[Challenge]
Take each line that has the word "under" and return it.

Data records:
>> Start
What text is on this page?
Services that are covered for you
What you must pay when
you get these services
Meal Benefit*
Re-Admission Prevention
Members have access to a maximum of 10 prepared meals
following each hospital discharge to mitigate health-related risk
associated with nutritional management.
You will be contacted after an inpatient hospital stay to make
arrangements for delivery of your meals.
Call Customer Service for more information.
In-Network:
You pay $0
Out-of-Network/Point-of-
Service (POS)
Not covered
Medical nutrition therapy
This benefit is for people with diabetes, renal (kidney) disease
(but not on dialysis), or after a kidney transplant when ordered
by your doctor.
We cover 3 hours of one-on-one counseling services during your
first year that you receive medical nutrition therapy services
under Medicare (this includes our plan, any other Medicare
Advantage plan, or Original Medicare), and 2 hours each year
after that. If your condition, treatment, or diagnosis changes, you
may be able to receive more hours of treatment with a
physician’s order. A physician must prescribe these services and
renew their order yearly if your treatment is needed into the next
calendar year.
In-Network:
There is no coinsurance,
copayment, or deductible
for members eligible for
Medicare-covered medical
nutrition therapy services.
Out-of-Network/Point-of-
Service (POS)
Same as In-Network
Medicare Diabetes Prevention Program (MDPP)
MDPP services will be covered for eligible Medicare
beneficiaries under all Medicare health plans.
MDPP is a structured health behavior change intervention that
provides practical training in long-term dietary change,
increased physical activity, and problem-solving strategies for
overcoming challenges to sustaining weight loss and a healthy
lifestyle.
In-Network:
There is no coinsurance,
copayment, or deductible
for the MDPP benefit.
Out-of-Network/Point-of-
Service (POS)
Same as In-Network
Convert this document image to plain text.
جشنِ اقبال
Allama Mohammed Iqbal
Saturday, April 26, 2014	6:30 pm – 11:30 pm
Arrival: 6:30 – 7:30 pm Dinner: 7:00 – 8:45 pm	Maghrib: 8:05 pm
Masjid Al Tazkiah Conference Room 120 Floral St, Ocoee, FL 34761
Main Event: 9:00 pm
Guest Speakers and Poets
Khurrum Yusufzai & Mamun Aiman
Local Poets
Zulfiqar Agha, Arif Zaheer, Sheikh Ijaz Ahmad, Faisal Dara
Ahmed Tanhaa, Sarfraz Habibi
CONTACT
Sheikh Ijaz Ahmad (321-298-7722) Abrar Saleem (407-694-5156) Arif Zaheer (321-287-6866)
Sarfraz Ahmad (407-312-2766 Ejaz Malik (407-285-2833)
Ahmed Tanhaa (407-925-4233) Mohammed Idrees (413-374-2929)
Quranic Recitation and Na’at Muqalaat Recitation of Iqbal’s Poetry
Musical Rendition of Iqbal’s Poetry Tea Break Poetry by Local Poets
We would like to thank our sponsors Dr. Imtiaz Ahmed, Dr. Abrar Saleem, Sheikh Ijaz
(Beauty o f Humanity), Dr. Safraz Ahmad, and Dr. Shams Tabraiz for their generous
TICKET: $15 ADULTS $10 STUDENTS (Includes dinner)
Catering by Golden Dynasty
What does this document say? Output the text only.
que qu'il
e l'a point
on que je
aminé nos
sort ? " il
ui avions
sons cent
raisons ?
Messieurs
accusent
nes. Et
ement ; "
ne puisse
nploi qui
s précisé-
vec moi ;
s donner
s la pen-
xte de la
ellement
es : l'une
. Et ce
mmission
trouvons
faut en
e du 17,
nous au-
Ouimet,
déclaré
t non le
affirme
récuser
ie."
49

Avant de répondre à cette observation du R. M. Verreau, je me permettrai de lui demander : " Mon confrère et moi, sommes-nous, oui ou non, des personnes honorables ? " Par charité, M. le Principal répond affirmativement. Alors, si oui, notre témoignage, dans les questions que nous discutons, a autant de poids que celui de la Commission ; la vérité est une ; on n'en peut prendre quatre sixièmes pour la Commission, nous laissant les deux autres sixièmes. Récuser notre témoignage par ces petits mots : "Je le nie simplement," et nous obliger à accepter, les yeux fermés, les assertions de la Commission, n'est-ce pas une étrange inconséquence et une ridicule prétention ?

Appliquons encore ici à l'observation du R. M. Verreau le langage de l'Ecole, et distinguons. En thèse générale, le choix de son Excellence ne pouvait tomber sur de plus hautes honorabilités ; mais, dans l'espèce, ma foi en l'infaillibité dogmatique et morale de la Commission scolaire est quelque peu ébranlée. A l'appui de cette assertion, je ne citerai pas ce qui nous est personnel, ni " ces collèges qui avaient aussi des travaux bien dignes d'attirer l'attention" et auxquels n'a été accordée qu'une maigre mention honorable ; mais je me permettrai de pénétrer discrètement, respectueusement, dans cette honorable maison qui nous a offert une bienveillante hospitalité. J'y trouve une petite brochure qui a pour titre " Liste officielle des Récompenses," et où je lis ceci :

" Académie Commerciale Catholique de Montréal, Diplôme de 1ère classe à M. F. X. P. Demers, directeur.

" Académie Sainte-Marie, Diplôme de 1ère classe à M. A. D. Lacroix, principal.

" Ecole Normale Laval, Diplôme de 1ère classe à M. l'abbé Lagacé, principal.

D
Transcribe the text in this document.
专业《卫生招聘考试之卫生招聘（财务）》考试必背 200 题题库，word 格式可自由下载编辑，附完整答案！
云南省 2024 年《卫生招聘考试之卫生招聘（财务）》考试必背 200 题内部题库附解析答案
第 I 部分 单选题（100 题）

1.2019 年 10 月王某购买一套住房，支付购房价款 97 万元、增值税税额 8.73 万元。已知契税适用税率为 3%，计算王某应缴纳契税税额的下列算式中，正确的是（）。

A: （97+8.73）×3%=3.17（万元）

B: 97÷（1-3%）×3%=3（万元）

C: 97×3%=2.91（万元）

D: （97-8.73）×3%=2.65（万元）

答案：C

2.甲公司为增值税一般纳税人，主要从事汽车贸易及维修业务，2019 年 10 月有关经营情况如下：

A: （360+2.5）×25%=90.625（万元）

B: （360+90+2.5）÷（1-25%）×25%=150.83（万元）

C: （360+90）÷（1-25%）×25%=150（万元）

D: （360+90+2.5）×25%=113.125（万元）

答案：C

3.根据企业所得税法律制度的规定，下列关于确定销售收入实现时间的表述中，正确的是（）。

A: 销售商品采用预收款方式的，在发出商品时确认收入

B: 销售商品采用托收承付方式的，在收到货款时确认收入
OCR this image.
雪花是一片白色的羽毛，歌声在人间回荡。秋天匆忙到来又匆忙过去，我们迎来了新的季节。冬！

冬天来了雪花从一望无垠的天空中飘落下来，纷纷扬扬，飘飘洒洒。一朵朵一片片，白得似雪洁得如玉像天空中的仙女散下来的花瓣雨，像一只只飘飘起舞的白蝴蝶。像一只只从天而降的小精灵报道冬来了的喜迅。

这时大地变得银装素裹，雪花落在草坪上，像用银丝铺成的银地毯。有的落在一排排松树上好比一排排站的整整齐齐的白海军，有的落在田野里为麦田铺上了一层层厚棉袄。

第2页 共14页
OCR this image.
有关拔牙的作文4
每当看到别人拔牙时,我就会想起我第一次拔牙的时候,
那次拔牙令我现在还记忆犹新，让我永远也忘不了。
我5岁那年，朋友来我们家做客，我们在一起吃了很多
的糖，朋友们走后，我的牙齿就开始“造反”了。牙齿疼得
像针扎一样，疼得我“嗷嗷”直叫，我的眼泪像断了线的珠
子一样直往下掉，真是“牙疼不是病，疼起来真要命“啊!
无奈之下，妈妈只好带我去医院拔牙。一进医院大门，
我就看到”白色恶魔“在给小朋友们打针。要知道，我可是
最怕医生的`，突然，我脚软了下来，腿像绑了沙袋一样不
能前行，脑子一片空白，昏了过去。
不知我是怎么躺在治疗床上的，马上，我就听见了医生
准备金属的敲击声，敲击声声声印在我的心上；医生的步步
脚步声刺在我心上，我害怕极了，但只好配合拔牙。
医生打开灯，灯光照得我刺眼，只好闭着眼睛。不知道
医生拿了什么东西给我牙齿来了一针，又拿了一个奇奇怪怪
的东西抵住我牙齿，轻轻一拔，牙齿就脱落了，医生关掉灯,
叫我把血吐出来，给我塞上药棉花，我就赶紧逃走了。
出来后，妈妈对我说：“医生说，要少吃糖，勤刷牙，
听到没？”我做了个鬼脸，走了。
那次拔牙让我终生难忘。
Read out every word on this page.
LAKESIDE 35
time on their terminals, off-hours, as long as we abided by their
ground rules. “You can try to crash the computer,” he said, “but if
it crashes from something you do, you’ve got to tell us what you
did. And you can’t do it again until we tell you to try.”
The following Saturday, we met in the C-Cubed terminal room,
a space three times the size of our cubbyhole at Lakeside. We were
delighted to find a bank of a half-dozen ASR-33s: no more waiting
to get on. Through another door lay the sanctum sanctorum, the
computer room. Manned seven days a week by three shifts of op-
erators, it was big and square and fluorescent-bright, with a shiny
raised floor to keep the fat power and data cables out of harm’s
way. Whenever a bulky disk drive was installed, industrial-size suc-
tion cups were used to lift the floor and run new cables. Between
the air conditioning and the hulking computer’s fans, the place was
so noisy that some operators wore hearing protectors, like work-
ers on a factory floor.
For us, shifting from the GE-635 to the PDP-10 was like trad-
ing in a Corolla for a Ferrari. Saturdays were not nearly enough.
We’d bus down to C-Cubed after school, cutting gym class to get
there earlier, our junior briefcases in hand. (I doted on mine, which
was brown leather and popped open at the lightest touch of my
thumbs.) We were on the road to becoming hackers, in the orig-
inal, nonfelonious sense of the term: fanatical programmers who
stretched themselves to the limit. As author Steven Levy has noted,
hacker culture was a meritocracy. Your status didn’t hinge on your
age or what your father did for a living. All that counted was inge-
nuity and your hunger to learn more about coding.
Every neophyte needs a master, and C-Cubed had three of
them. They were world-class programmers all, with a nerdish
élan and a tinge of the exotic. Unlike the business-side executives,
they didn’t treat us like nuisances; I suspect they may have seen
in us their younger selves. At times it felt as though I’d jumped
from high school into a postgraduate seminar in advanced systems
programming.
>> End
[Result for this exercise]
under Medicare (this includes our plan, any other Medicare
beneficiaries under all Medicare health plans.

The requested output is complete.